§ **WRITTEN REQUEST**: Go through the listing below and gather every line with the word "конфиденциальности".

[Start of MATERIALS PROVIDED]

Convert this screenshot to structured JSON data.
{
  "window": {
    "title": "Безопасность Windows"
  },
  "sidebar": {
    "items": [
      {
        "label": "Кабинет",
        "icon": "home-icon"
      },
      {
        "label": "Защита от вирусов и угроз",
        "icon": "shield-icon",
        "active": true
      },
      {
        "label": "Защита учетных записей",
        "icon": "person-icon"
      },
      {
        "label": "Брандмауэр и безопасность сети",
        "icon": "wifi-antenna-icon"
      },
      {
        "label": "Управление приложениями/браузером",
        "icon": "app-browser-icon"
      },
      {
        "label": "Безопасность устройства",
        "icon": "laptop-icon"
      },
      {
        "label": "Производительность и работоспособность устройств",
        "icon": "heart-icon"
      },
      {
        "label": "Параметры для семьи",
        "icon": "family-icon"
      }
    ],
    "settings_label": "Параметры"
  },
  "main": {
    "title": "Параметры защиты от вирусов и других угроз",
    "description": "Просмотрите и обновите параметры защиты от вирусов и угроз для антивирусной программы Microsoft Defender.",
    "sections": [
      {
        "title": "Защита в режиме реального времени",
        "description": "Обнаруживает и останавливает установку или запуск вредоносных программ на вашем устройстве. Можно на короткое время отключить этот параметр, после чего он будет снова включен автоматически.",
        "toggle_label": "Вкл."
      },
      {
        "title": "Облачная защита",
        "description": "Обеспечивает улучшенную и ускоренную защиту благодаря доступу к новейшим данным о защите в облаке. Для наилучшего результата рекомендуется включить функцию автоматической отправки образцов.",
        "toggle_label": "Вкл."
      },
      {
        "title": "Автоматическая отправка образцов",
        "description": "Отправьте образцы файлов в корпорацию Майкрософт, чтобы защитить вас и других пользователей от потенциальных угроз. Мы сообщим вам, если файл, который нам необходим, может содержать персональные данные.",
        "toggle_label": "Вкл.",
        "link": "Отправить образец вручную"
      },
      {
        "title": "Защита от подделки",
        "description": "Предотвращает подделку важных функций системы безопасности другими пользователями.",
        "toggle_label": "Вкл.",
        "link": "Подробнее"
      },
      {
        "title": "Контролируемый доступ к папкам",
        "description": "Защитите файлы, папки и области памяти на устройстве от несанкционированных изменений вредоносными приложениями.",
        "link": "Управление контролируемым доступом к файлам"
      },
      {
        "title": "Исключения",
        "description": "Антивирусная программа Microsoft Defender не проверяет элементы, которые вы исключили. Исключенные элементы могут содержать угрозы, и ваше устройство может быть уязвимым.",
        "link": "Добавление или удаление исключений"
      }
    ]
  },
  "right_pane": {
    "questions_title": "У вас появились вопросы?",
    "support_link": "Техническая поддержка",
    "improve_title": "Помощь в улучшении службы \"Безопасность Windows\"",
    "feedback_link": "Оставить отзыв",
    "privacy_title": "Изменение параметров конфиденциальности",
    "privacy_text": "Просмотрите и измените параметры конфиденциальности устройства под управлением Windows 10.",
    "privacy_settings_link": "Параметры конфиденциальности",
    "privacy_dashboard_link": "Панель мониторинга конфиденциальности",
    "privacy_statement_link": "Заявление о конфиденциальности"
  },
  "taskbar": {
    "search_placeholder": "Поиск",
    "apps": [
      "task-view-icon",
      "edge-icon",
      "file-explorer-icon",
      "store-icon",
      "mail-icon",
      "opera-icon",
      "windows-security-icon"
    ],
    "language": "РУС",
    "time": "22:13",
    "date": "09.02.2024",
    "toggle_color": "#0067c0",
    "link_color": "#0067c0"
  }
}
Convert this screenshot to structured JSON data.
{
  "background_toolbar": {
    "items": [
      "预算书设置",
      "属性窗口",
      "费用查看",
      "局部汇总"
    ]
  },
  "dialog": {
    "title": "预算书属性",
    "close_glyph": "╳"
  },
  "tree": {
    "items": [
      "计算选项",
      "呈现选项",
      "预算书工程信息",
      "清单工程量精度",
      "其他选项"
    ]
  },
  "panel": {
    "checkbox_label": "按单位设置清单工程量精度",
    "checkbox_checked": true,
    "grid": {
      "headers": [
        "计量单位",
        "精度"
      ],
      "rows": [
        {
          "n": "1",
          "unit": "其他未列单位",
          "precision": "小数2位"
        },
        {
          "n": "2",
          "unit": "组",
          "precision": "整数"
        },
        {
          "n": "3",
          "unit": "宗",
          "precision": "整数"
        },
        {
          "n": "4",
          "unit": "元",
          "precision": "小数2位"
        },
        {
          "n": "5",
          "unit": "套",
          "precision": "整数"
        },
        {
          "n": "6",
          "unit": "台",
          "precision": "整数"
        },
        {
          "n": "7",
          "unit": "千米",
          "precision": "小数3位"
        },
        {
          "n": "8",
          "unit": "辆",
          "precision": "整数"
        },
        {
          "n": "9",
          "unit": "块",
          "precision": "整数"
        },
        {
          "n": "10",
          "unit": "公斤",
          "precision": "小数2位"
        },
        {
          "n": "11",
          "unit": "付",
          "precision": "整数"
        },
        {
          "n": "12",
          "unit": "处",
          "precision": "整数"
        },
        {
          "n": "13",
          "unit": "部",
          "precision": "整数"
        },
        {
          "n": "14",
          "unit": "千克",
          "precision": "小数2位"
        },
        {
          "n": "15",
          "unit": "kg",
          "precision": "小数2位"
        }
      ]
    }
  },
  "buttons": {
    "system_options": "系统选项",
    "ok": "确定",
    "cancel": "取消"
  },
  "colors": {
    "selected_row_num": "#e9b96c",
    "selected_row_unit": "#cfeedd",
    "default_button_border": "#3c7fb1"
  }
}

[End of MATERIALS PROVIDED]

§ **TASK SOLUTION**:
    "privacy_title": "Изменение параметров конфиденциальности",
    "privacy_text": "Просмотрите и измените параметры конфиденциальности устройства под управлением Windows 10.",
    "privacy_settings_link": "Параметры конфиденциальности",
    "privacy_dashboard_link": "Панель мониторинга конфиденциальности",
    "privacy_statement_link": "Заявление о конфиденциальности"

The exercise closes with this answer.